_Request:_ Show all lines from the listing below that contain "Cielo".

_Given data:_

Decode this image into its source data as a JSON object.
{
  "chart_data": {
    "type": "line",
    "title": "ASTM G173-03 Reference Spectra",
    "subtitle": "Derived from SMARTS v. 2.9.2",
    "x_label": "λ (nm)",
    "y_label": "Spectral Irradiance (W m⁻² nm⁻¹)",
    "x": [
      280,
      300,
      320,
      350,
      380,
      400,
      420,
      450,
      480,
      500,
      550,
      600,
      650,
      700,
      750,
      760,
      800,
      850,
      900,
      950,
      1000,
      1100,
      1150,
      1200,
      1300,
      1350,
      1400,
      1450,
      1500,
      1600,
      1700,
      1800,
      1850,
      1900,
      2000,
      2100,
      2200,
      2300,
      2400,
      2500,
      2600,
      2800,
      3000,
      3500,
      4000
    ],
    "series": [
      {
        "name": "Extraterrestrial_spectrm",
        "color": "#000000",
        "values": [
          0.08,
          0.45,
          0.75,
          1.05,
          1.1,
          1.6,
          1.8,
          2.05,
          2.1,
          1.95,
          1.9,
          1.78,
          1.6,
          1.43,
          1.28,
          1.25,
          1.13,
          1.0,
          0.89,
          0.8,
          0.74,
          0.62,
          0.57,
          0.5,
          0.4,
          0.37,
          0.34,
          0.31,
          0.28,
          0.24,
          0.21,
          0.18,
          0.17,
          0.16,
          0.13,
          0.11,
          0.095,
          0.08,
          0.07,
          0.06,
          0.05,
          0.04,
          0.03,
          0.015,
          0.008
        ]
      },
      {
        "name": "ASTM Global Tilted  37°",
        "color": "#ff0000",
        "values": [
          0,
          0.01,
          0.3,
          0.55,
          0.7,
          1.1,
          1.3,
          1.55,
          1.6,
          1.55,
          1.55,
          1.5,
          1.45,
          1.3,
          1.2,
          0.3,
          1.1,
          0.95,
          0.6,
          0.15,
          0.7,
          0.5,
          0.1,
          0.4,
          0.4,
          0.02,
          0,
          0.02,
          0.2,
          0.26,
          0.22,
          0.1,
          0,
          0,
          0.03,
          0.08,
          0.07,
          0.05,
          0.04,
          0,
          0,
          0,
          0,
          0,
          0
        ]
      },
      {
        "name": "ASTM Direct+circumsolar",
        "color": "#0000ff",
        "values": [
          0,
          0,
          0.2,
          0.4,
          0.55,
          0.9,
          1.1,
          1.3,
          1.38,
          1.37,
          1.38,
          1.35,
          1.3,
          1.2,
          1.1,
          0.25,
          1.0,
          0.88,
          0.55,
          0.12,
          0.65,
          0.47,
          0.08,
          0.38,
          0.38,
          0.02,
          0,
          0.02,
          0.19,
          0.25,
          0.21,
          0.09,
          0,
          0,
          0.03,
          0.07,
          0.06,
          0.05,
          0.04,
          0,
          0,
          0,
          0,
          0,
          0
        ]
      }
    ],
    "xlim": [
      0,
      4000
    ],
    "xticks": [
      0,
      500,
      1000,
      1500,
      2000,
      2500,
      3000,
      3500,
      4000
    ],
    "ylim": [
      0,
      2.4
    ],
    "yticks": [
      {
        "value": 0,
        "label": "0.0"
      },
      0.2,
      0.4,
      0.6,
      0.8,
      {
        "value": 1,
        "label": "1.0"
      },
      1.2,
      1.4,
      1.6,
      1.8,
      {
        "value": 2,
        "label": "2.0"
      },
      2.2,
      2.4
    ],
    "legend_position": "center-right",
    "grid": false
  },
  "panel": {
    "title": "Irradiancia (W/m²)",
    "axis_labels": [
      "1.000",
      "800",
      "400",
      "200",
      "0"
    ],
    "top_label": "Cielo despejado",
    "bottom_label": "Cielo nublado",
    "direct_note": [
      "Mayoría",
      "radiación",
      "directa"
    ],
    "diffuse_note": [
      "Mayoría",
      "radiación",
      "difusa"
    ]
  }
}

_Response:_
    "top_label": "Cielo despejado",
    "bottom_label": "Cielo nublado",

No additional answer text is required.